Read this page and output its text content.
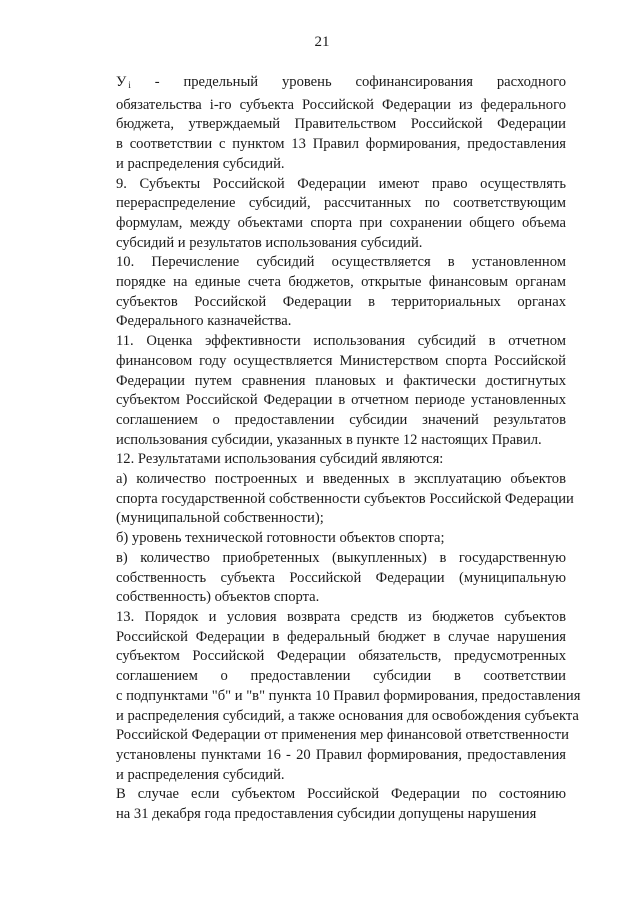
21
У $_i$ - предельный уровень софинансирования расходного
обязательства i-го субъекта Российской Федерации из федерального
бюджета, утверждаемый Правительством Российской Федерации
в соответствии с пунктом 13 Правил формирования, предоставления
и распределения субсидий.
9. Субъекты Российской Федерации имеют право осуществлять
перераспределение субсидий, рассчитанных по соответствующим
формулам, между объектами спорта при сохранении общего объема
субсидий и результатов использования субсидий.
10. Перечисление субсидий осуществляется в установленном
порядке на единые счета бюджетов, открытые финансовым органам
субъектов Российской Федерации в территориальных органах
Федерального казначейства.
11. Оценка эффективности использования субсидий в отчетном
финансовом году осуществляется Министерством спорта Российской
Федерации путем сравнения плановых и фактически достигнутых
субъектом Российской Федерации в отчетном периоде установленных
соглашением о предоставлении субсидии значений результатов
использования субсидии, указанных в пункте 12 настоящих Правил.
12. Результатами использования субсидий являются:
а) количество построенных и введенных в эксплуатацию объектов
спорта государственной собственности субъектов Российской Федерации
(муниципальной собственности);
б) уровень технической готовности объектов спорта;
в) количество приобретенных (выкупленных) в государственную
собственность субъекта Российской Федерации (муниципальную
собственность) объектов спорта.
13. Порядок и условия возврата средств из бюджетов субъектов
Российской Федерации в федеральный бюджет в случае нарушения
субъектом Российской Федерации обязательств, предусмотренных
соглашением о предоставлении субсидии в соответствии
с подпунктами "б" и "в" пункта 10 Правил формирования, предоставления
и распределения субсидий, а также основания для освобождения субъекта
Российской Федерации от применения мер финансовой ответственности
установлены пунктами 16 - 20 Правил формирования, предоставления
и распределения субсидий.
В случае если субъектом Российской Федерации по состоянию
на 31 декабря года предоставления субсидии допущены нарушения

• **YOUR OBJECTIVE**
Do not include images; quote all of the entries above exactly.

• **ANSWER TO THIS PROBLEM**
Read this page and output its text content.
21
У $_i$ - предельный уровень софинансирования расходного
обязательства i-го субъекта Российской Федерации из федерального
бюджета, утверждаемый Правительством Российской Федерации
в соответствии с пунктом 13 Правил формирования, предоставления
и распределения субсидий.
9. Субъекты Российской Федерации имеют право осуществлять
перераспределение субсидий, рассчитанных по соответствующим
формулам, между объектами спорта при сохранении общего объема
субсидий и результатов использования субсидий.
10. Перечисление субсидий осуществляется в установленном
порядке на единые счета бюджетов, открытые финансовым органам
субъектов Российской Федерации в территориальных органах
Федерального казначейства.
11. Оценка эффективности использования субсидий в отчетном
финансовом году осуществляется Министерством спорта Российской
Федерации путем сравнения плановых и фактически достигнутых
субъектом Российской Федерации в отчетном периоде установленных
соглашением о предоставлении субсидии значений результатов
использования субсидии, указанных в пункте 12 настоящих Правил.
12. Результатами использования субсидий являются:
а) количество построенных и введенных в эксплуатацию объектов
спорта государственной собственности субъектов Российской Федерации
(муниципальной собственности);
б) уровень технической готовности объектов спорта;
в) количество приобретенных (выкупленных) в государственную
собственность субъекта Российской Федерации (муниципальную
собственность) объектов спорта.
13. Порядок и условия возврата средств из бюджетов субъектов
Российской Федерации в федеральный бюджет в случае нарушения
субъектом Российской Федерации обязательств, предусмотренных
соглашением о предоставлении субсидии в соответствии
с подпунктами "б" и "в" пункта 10 Правил формирования, предоставления
и распределения субсидий, а также основания для освобождения субъекта
Российской Федерации от применения мер финансовой ответственности
установлены пунктами 16 - 20 Правил формирования, предоставления
и распределения субсидий.
В случае если субъектом Российской Федерации по состоянию
на 31 декабря года предоставления субсидии допущены нарушения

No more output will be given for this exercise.